• Listed records
>> Start

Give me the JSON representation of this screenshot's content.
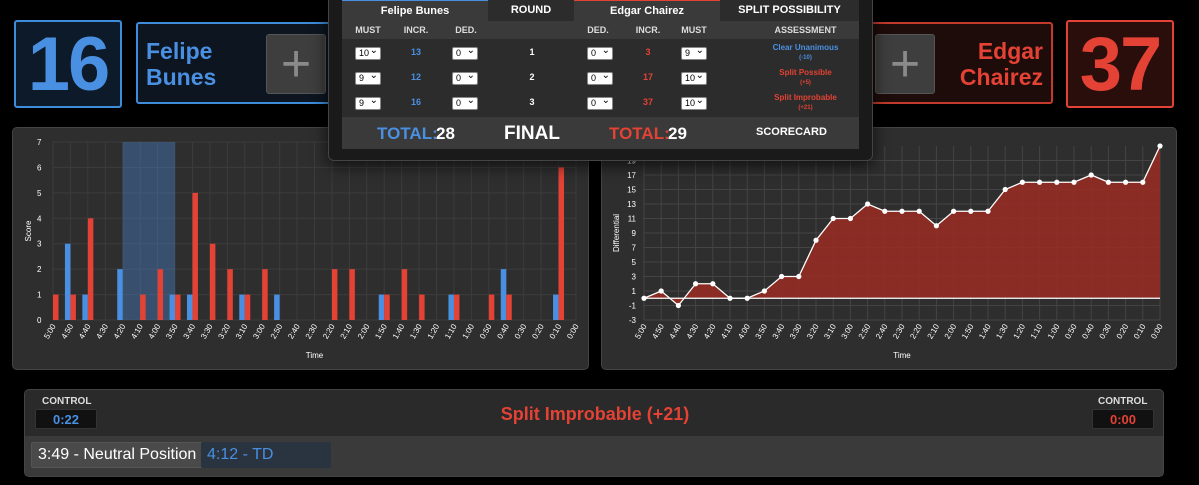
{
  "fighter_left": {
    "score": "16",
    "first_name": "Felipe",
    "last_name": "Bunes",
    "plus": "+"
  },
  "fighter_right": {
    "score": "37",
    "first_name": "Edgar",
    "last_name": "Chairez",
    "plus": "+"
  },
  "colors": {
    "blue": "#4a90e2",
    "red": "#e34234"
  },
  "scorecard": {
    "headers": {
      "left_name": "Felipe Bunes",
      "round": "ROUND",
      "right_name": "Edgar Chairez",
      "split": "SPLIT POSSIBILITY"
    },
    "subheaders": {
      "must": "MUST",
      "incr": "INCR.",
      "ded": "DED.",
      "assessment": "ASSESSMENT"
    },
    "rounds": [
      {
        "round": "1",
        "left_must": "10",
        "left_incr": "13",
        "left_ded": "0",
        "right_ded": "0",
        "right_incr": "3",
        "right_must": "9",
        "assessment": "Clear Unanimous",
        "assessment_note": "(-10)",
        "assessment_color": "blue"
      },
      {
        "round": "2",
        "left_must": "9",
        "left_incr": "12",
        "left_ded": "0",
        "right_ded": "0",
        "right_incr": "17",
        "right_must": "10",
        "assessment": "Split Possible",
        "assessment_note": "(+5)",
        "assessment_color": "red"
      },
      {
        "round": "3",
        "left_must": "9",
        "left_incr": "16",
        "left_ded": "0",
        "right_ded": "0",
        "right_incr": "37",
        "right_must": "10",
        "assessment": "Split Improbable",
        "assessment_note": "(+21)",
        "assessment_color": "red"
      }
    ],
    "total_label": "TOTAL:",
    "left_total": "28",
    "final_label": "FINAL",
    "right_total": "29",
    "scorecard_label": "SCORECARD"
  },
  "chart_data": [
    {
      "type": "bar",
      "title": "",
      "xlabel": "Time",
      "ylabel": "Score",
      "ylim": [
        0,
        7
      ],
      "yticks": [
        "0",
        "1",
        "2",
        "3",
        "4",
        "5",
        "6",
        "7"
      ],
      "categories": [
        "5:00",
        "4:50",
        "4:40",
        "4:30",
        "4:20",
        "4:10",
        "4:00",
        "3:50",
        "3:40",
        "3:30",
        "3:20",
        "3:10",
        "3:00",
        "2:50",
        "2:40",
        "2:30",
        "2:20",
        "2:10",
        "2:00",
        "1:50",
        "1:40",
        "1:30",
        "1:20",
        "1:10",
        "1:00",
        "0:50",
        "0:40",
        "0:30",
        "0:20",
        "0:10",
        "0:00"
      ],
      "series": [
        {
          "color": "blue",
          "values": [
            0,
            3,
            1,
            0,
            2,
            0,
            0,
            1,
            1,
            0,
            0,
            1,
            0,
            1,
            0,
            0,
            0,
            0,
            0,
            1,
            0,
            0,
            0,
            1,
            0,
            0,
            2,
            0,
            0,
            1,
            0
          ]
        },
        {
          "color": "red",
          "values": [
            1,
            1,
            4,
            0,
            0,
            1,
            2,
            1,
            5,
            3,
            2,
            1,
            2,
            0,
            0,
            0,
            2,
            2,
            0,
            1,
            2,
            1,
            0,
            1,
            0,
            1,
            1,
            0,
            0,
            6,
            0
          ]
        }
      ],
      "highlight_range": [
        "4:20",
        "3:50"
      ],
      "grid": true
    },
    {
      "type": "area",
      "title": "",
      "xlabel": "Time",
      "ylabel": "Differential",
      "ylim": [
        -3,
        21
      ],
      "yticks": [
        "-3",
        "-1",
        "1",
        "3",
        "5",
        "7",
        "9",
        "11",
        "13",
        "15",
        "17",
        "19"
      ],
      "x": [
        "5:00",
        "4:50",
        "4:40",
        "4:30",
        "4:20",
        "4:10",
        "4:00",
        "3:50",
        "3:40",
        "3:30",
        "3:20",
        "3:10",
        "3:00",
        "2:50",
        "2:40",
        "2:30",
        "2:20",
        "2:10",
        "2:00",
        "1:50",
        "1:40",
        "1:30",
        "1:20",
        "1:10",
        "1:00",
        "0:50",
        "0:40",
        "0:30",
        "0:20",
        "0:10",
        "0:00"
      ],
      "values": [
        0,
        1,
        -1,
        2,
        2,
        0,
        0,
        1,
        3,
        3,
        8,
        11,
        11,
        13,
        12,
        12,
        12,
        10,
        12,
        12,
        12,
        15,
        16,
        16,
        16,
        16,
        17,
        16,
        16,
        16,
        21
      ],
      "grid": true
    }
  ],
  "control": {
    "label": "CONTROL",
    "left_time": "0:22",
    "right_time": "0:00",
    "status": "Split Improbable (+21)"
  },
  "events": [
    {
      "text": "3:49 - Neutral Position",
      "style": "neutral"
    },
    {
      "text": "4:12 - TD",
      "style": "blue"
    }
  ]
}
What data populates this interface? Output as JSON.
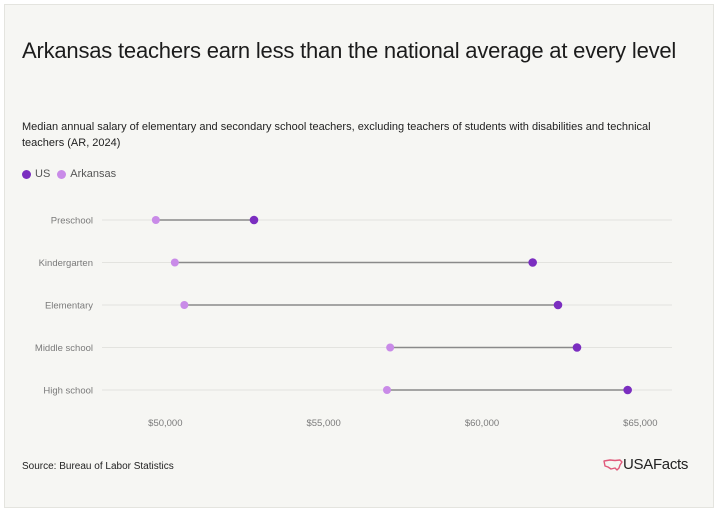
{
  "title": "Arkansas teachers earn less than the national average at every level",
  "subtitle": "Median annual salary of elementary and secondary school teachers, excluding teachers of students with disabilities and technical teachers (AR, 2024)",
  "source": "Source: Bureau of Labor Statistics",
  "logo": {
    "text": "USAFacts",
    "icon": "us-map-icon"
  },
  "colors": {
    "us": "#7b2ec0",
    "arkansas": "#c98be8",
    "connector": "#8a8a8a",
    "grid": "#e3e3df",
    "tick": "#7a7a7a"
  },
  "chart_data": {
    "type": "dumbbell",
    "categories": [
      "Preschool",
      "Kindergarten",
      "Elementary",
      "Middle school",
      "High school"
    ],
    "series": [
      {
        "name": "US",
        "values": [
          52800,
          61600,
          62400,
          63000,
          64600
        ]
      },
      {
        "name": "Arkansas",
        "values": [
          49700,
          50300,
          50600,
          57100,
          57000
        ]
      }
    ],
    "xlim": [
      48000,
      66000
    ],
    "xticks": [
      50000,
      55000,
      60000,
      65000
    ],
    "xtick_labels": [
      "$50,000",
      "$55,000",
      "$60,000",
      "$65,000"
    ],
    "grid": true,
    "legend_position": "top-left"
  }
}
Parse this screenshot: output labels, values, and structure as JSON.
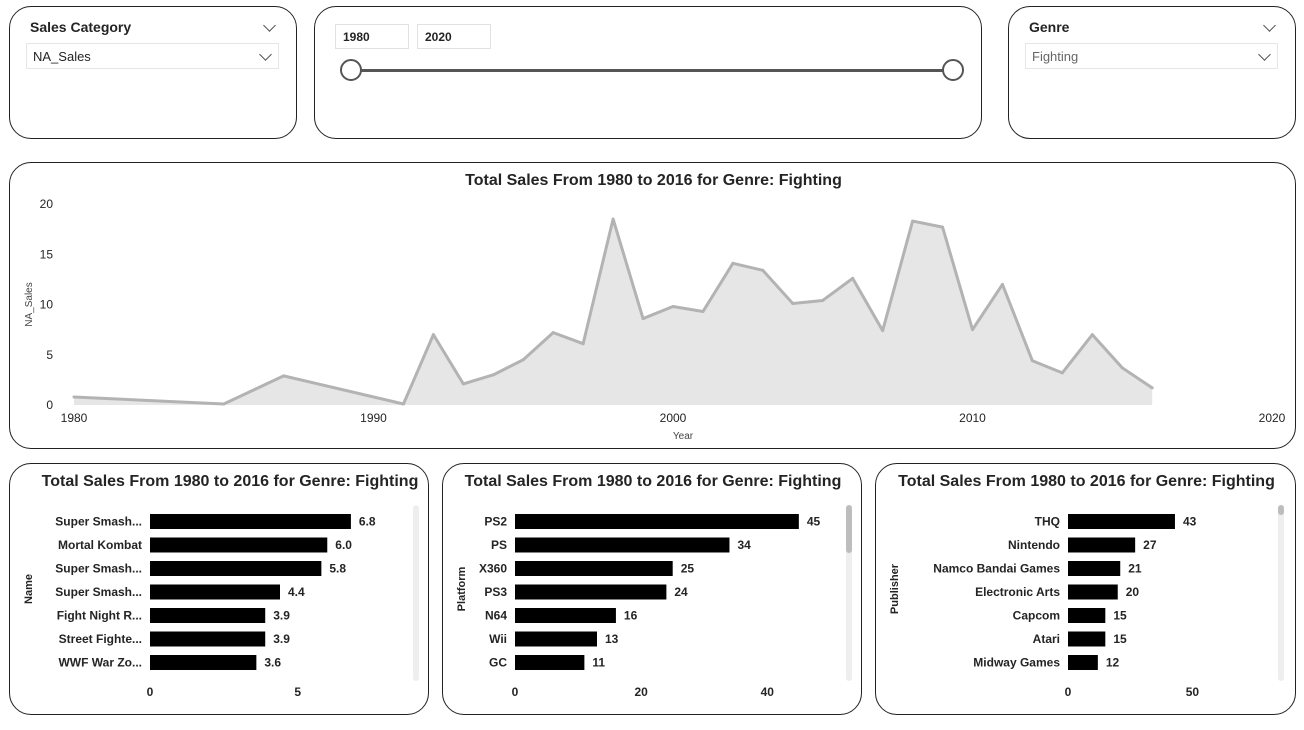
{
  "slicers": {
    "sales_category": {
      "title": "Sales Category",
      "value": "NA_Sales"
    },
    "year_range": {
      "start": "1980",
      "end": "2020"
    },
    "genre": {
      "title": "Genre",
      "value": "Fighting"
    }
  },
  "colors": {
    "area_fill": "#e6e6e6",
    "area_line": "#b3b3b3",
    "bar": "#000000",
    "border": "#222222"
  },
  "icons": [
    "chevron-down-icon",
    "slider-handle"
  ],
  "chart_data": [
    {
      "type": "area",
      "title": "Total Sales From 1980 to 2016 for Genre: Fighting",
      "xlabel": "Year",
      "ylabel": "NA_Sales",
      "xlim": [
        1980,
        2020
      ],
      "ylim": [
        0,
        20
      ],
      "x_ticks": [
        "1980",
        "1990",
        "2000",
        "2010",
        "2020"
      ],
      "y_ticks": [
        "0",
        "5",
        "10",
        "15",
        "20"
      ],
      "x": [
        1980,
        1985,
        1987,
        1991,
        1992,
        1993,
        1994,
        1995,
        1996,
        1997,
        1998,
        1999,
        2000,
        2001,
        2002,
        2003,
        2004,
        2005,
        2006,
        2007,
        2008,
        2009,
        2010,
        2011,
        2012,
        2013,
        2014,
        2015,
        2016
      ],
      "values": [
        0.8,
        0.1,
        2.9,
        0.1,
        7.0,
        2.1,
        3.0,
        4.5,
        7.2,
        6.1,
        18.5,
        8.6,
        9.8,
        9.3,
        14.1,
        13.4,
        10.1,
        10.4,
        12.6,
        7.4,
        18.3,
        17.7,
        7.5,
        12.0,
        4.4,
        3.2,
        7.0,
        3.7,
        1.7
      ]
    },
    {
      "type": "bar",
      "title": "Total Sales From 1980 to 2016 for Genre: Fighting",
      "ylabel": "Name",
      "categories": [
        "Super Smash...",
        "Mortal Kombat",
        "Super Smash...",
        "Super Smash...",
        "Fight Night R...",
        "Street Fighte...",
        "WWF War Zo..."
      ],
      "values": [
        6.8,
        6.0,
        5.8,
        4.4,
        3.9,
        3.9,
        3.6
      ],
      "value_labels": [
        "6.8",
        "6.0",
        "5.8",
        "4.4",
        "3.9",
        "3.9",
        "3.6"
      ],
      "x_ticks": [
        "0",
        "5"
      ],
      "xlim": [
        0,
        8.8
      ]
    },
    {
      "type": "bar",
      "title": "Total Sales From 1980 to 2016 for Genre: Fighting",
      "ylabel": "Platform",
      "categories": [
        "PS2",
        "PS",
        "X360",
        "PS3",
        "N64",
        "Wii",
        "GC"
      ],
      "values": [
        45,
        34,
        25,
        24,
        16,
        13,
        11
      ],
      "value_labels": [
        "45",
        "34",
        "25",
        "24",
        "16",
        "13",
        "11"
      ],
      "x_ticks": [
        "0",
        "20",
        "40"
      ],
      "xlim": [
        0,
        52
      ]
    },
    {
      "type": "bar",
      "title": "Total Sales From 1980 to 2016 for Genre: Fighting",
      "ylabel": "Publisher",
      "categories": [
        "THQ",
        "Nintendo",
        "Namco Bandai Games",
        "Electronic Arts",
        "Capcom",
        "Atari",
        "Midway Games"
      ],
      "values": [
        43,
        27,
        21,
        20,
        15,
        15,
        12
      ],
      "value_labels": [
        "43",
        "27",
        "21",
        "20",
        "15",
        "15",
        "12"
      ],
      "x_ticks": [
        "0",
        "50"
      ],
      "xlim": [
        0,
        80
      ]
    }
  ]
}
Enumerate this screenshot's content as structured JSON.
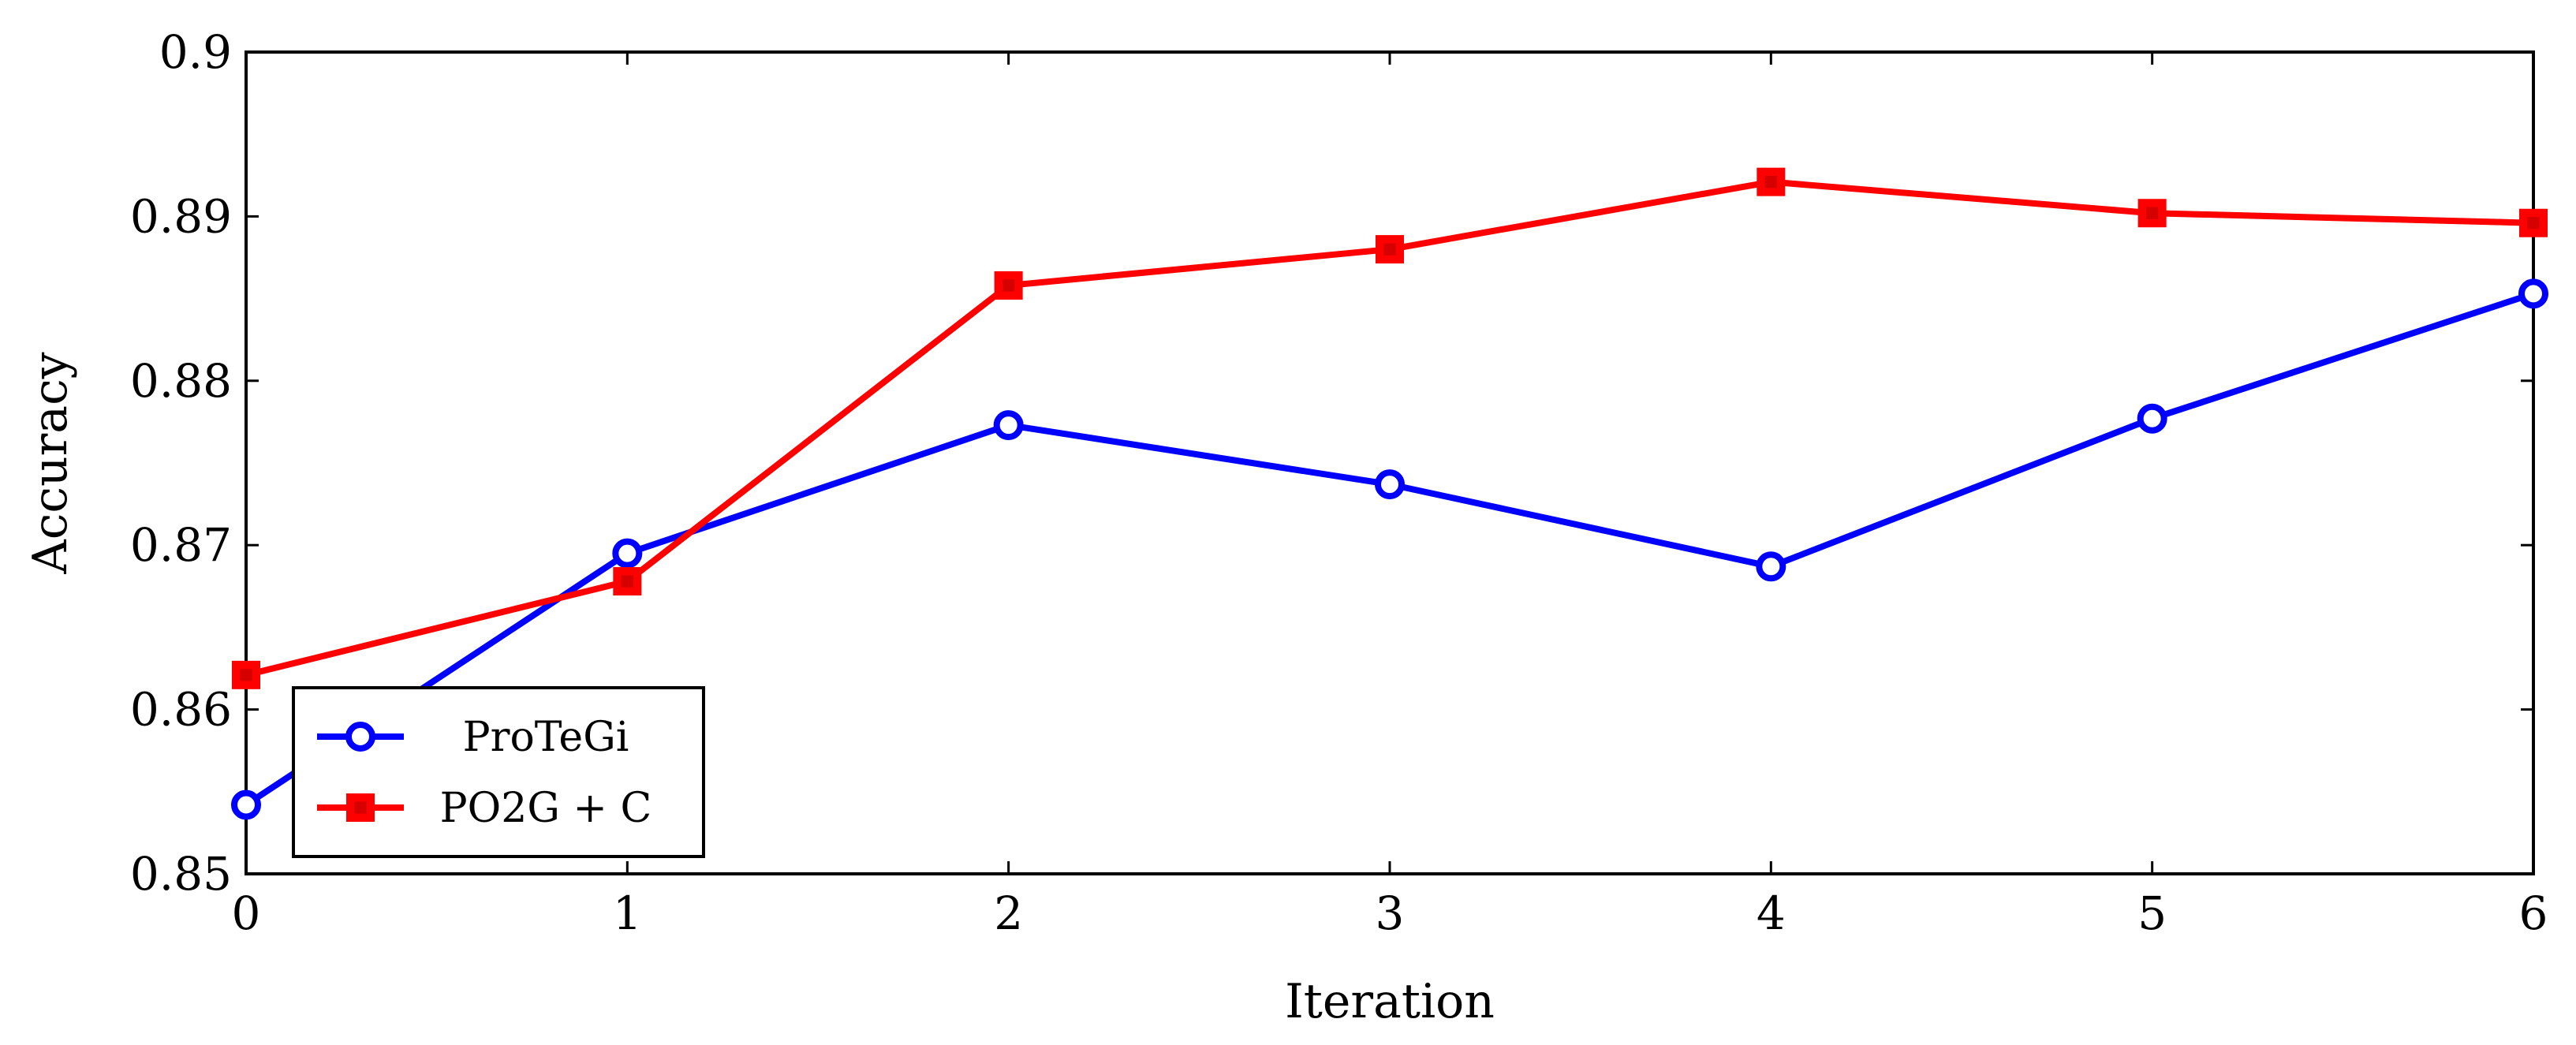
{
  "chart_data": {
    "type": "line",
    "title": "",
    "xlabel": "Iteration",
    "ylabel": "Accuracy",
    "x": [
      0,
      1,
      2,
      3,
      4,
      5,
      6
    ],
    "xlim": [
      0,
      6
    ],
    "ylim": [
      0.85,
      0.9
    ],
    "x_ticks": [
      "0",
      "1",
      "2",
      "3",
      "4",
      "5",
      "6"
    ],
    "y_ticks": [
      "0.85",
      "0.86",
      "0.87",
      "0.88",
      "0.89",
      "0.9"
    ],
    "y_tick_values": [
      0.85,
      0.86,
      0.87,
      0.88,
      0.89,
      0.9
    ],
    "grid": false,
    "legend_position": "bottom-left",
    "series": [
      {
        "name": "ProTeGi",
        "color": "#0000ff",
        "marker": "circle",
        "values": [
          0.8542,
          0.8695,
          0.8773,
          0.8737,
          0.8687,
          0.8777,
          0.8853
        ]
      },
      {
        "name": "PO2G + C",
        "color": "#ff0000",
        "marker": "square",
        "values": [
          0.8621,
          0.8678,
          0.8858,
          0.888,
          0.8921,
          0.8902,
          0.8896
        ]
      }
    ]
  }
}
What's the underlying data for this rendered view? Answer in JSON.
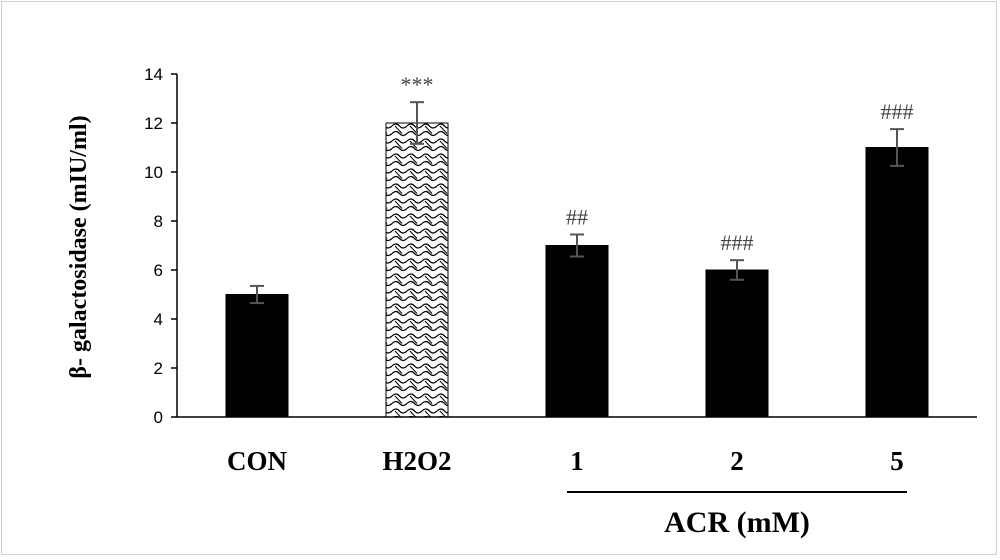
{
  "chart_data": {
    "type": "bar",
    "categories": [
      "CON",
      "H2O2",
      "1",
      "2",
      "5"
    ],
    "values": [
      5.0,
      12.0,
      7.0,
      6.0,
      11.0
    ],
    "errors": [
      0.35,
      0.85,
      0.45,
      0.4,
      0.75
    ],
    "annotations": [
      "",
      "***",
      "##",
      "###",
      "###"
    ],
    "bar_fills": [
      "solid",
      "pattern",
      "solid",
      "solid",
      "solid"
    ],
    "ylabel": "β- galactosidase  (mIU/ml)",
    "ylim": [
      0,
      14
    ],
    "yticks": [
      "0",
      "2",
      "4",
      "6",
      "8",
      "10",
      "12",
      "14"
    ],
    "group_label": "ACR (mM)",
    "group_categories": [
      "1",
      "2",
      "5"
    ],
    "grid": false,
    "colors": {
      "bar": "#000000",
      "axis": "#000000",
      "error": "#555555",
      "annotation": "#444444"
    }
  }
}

>> End

• Aim of the task
Copy out every line holding the string "What".

• Result for this task
What data populates this interface? Output as JSON.
What's the underlying data for this rendered view? Answer in JSON.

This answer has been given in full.